▶ _What the task asks_
Pictures stay out of the copy; set down each line of the listing below exactly.

• • •

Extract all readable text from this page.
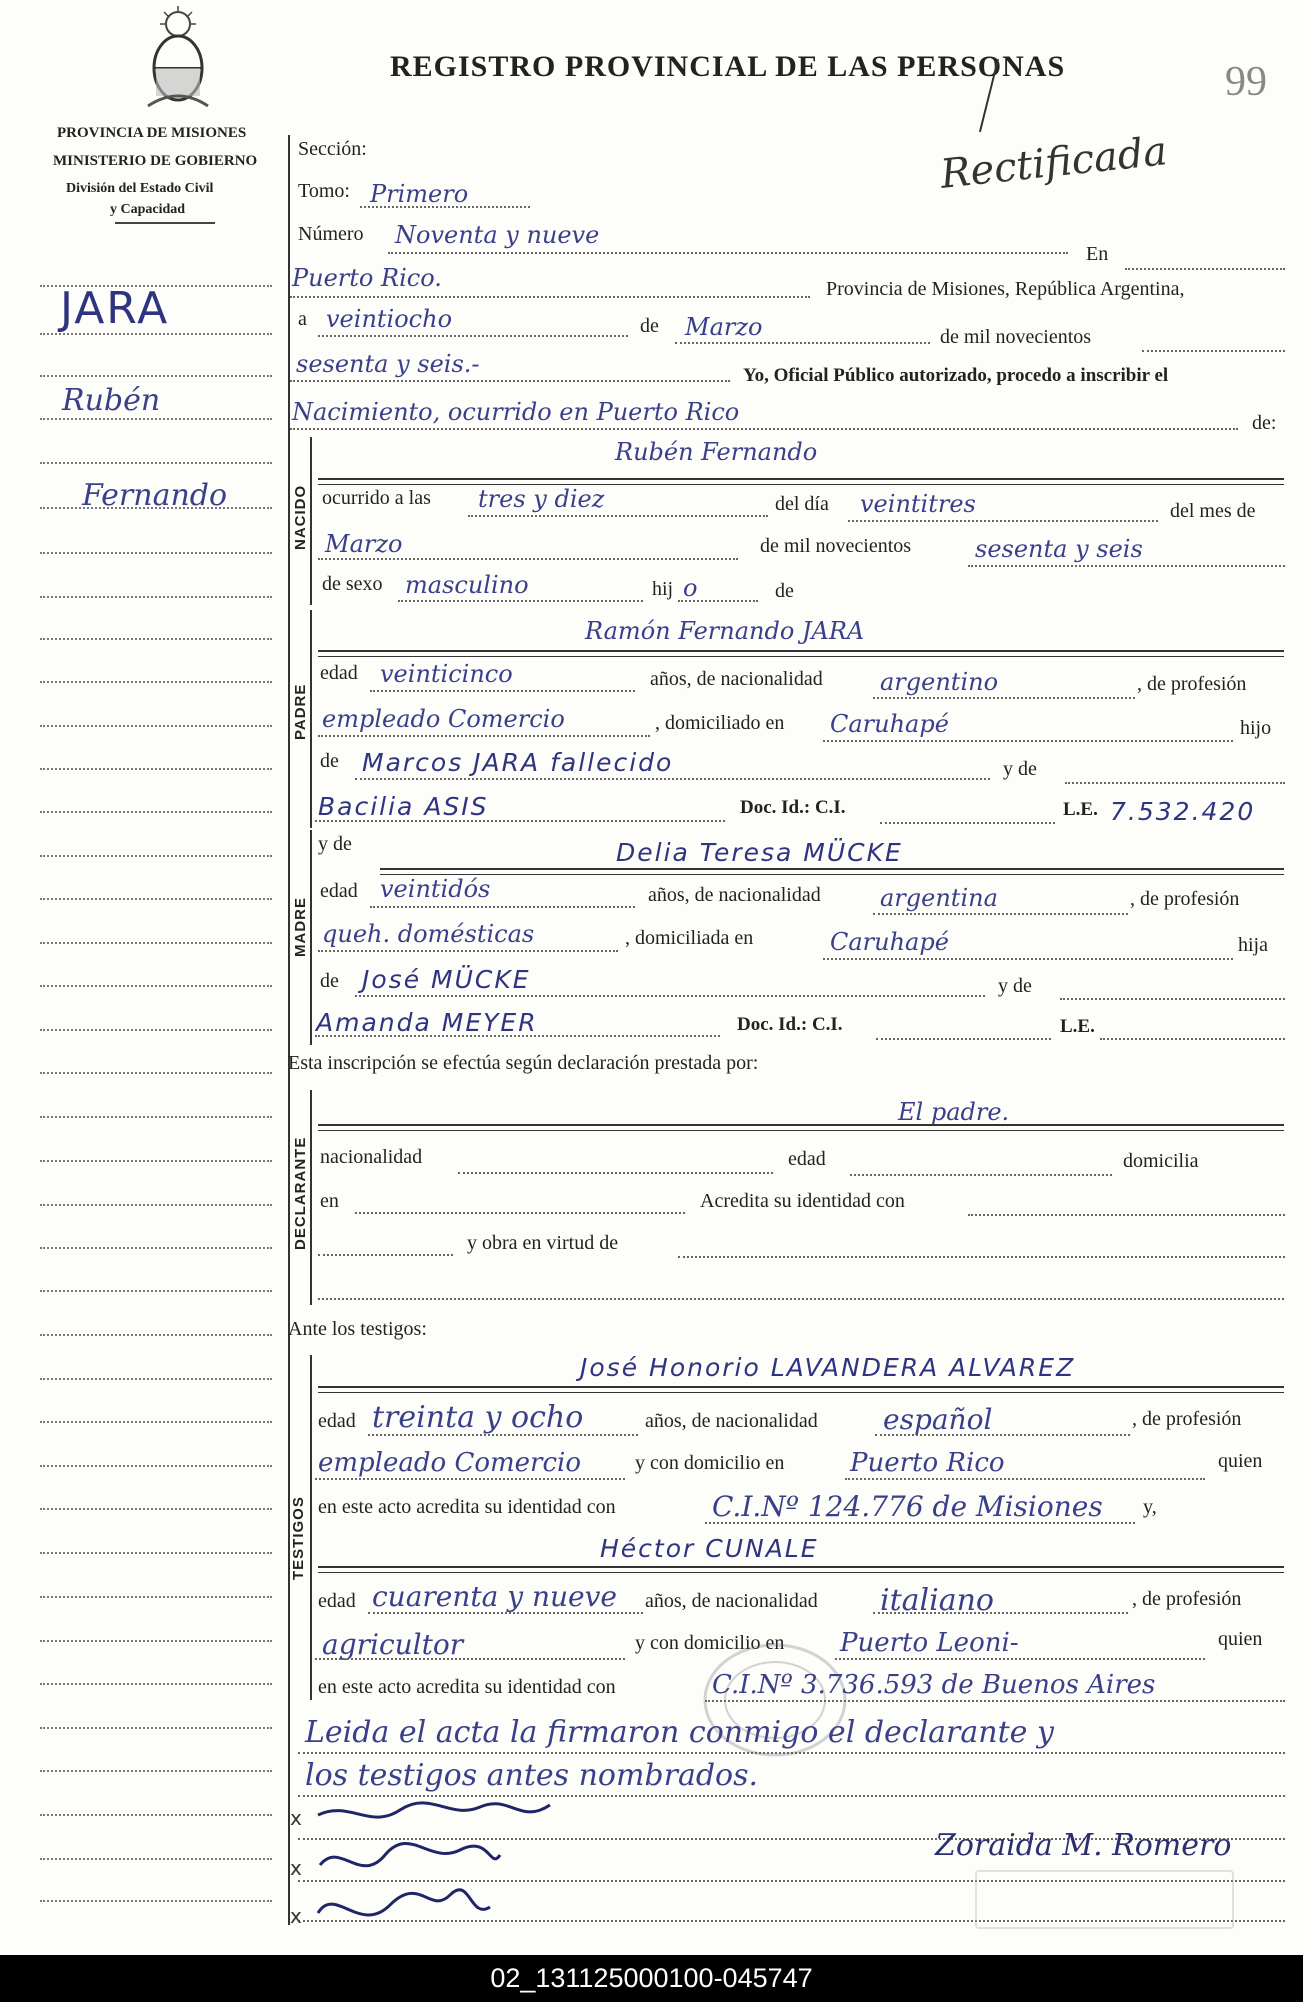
PROVINCIA DE MISIONES
MINISTERIO DE GOBIERNO
División del Estado Civil
y Capacidad
REGISTRO PROVINCIAL DE LAS PERSONAS	99
Rectificada
JARA
Rubén
Fernando
Sección:
Tomo: Primero
Número Noventa y nueve
En
Puerto Rico.	Provincia de Misiones, República Argentina,
a veintiocho	de Marzo	de mil novecientos
sesenta y seis.-	Yo, Oficial Público autorizado, procedo a inscribir el
Nacimiento, ocurrido en Puerto Rico	de:
NACIDO
Rubén Fernando
ocurrido a las tres y diez	del día veintitres	del mes de
Marzo	de mil novecientos	sesenta y seis
de sexo masculino	hij o	de
PADRE
Ramón Fernando JARA
edad veinticinco	años, de nacionalidad argentino	, de profesión
empleado Comercio	, domiciliado en Caruhapé	hijo
de Marcos JARA fallecido	y de
Bacilia ASIS	Doc. Id.: C.I.	L.E. 7.532.420
MADRE
y de	Delia Teresa MÜCKE
edad veintidós	años, de nacionalidad argentina	, de profesión
queh. domésticas	, domiciliada en	Caruhapé	hija
de José MÜCKE	y de
Amanda MEYER	Doc. Id.: C.I.	L.E.
Esta inscripción se efectúa según declaración prestada por:
DECLARANTE
El padre.
nacionalidad	edad	domicilia
en	Acredita su identidad con
y obra en virtud de
Ante los testigos:
TESTIGOS
José Honorio LAVANDERA ALVAREZ
edad treinta y ocho	años, de nacionalidad español	, de profesión
empleado Comercio	y con domicilio en	Puerto Rico	quien
en este acto acredita su identidad con	C.I.Nº 124.776 de Misiones y,
Héctor CUNALE
edad cuarenta y nueve años, de nacionalidad italiano	, de profesión
agricultor	y con domicilio en Puerto Leoni-	quien
en este acto acredita su identidad con	C.I.Nº 3.736.593 de Buenos Aires
Leida el acta la firmaron conmigo el declarante y
los testigos antes nombrados.
x
x
x
Zoraida M. Romero
02_131125000100-045747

• • •

▶ _Correct answer_
Extract all readable text from this page.
PROVINCIA DE MISIONES
MINISTERIO DE GOBIERNO
División del Estado Civil
y Capacidad
REGISTRO PROVINCIAL DE LAS PERSONAS	99
Rectificada
JARA
Rubén
Fernando
Sección:
Tomo: Primero
Número Noventa y nueve
En
Puerto Rico.	Provincia de Misiones, República Argentina,
a veintiocho	de Marzo	de mil novecientos
sesenta y seis.-	Yo, Oficial Público autorizado, procedo a inscribir el
Nacimiento, ocurrido en Puerto Rico	de:
NACIDO
Rubén Fernando
ocurrido a las tres y diez	del día veintitres	del mes de
Marzo	de mil novecientos	sesenta y seis
de sexo masculino	hij o	de
PADRE
Ramón Fernando JARA
edad veinticinco	años, de nacionalidad argentino	, de profesión
empleado Comercio	, domiciliado en Caruhapé	hijo
de Marcos JARA fallecido	y de
Bacilia ASIS	Doc. Id.: C.I.	L.E. 7.532.420
MADRE
y de	Delia Teresa MÜCKE
edad veintidós	años, de nacionalidad argentina	, de profesión
queh. domésticas	, domiciliada en	Caruhapé	hija
de José MÜCKE	y de
Amanda MEYER	Doc. Id.: C.I.	L.E.
Esta inscripción se efectúa según declaración prestada por:
DECLARANTE
El padre.
nacionalidad	edad	domicilia
en	Acredita su identidad con
y obra en virtud de
Ante los testigos:
TESTIGOS
José Honorio LAVANDERA ALVAREZ
edad treinta y ocho	años, de nacionalidad español	, de profesión
empleado Comercio	y con domicilio en	Puerto Rico	quien
en este acto acredita su identidad con	C.I.Nº 124.776 de Misiones y,
Héctor CUNALE
edad cuarenta y nueve años, de nacionalidad italiano	, de profesión
agricultor	y con domicilio en Puerto Leoni-	quien
en este acto acredita su identidad con	C.I.Nº 3.736.593 de Buenos Aires
Leida el acta la firmaron conmigo el declarante y
los testigos antes nombrados.
x
x
x
Zoraida M. Romero
02_131125000100-045747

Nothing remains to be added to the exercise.